## begin Information given
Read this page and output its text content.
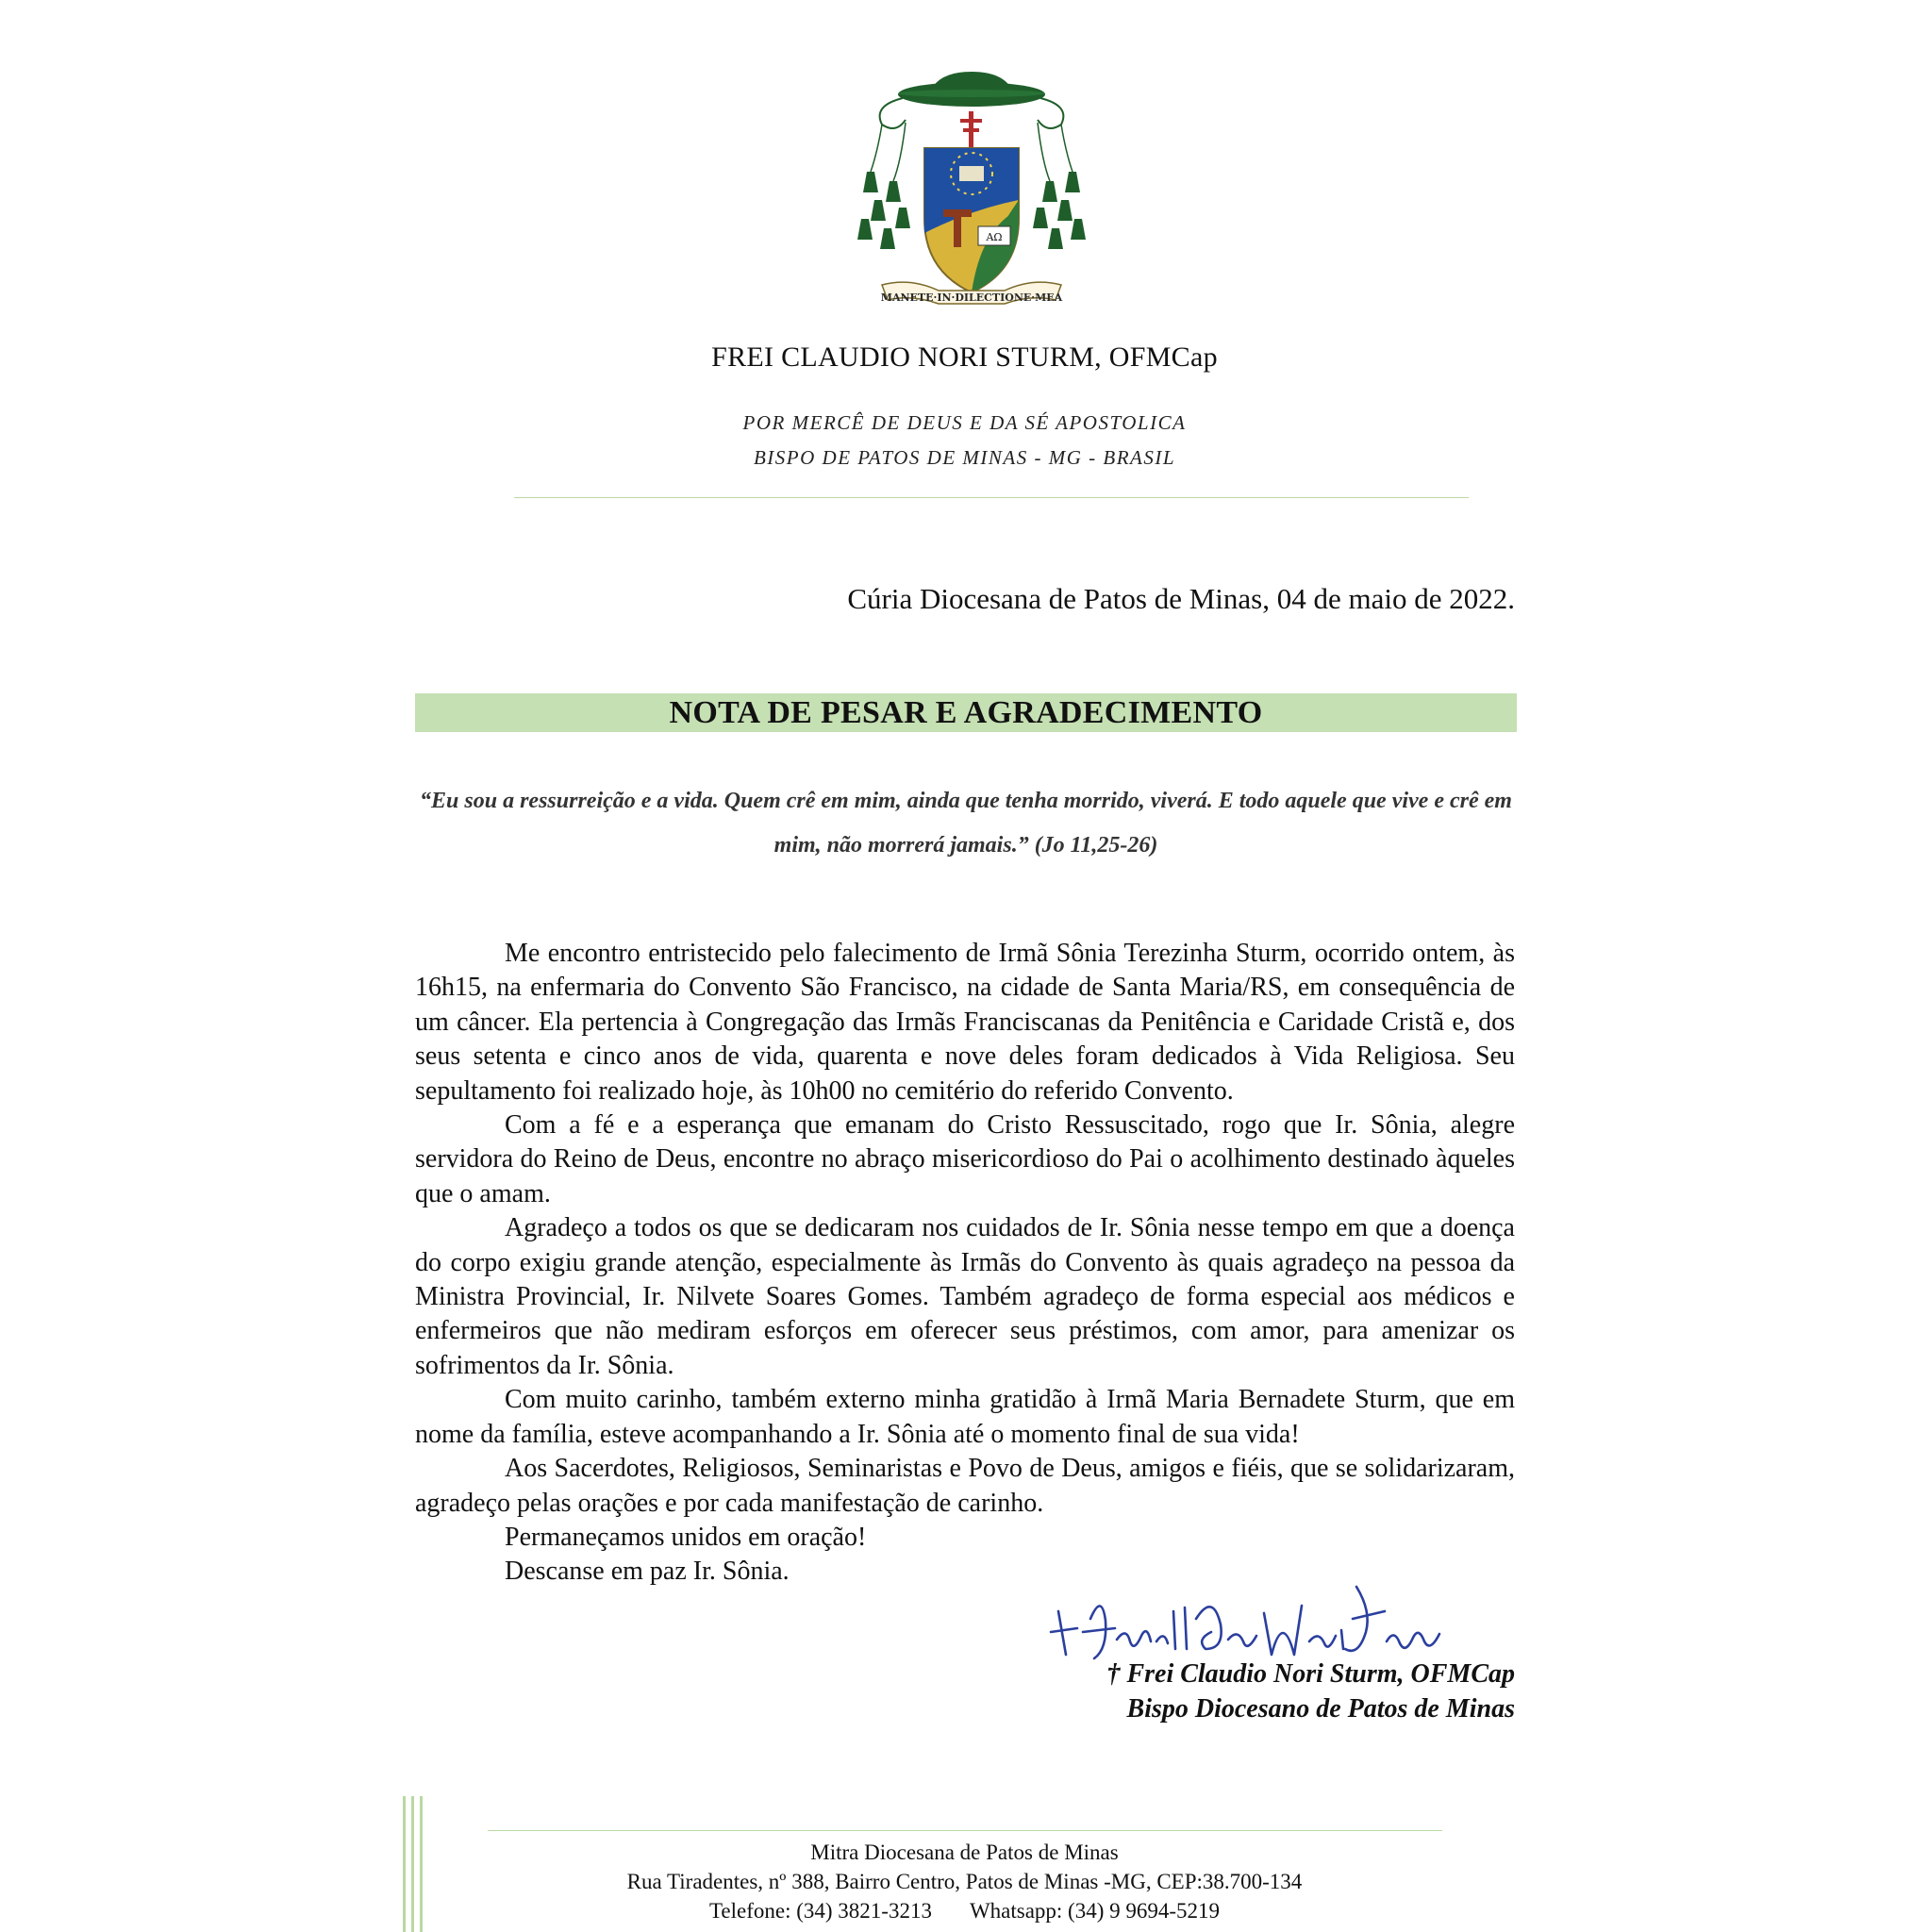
AΩ
MANETE·IN·DILECTIONE·MEA
FREI CLAUDIO NORI STURM, OFMCap
POR MERCÊ DE DEUS E DA SÉ APOSTOLICA
BISPO DE PATOS DE MINAS - MG - BRASIL
Cúria Diocesana de Patos de Minas, 04 de maio de 2022.
NOTA DE PESAR E AGRADECIMENTO
“Eu sou a ressurreição e a vida. Quem crê em mim, ainda que tenha morrido, viverá. E todo aquele que vive e crê em mim, não morrerá jamais.” (Jo 11,25-26)

Me encontro entristecido pelo falecimento de Irmã Sônia Terezinha Sturm, ocorrido ontem, às 16h15, na enfermaria do Convento São Francisco, na cidade de Santa Maria/RS, em consequência de um câncer. Ela pertencia à Congregação das Irmãs Franciscanas da Penitência e Caridade Cristã e, dos seus setenta e cinco anos de vida, quarenta e nove deles foram dedicados à Vida Religiosa. Seu sepultamento foi realizado hoje, às 10h00 no cemitério do referido Convento.

Com a fé e a esperança que emanam do Cristo Ressuscitado, rogo que Ir. Sônia, alegre servidora do Reino de Deus, encontre no abraço misericordioso do Pai o acolhimento destinado àqueles que o amam.

Agradeço a todos os que se dedicaram nos cuidados de Ir. Sônia nesse tempo em que a doença do corpo exigiu grande atenção, especialmente às Irmãs do Convento às quais agradeço na pessoa da Ministra Provincial, Ir. Nilvete Soares Gomes. Também agradeço de forma especial aos médicos e enfermeiros que não mediram esforços em oferecer seus préstimos, com amor, para amenizar os sofrimentos da Ir. Sônia.

Com muito carinho, também externo minha gratidão à Irmã Maria Bernadete Sturm, que em nome da família, esteve acompanhando a Ir. Sônia até o momento final de sua vida!

Aos Sacerdotes, Religiosos, Seminaristas e Povo de Deus, amigos e fiéis, que se solidarizaram, agradeço pelas orações e por cada manifestação de carinho.

Permaneçamos unidos em oração!

Descanse em paz Ir. Sônia.

† Frei Claudio Nori Sturm, OFMCap
Bispo Diocesano de Patos de Minas
Mitra Diocesana de Patos de Minas
Rua Tiradentes, nº 388, Bairro Centro, Patos de Minas -MG, CEP:38.700-134
Telefone: (34) 3821-3213 Whatsapp: (34) 9 9694-5219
## end Information given
__Directive__.
Identify every line holding the word "carinho" and copy it out.

__Final result__.
Com muito carinho, também externo minha gratidão à Irmã Maria Bernadete Sturm, que em nome da família, esteve acompanhando a Ir. Sônia até o momento final de sua vida!
Aos Sacerdotes, Religiosos, Seminaristas e Povo de Deus, amigos e fiéis, que se solidarizaram, agradeço pelas orações e por cada manifestação de carinho.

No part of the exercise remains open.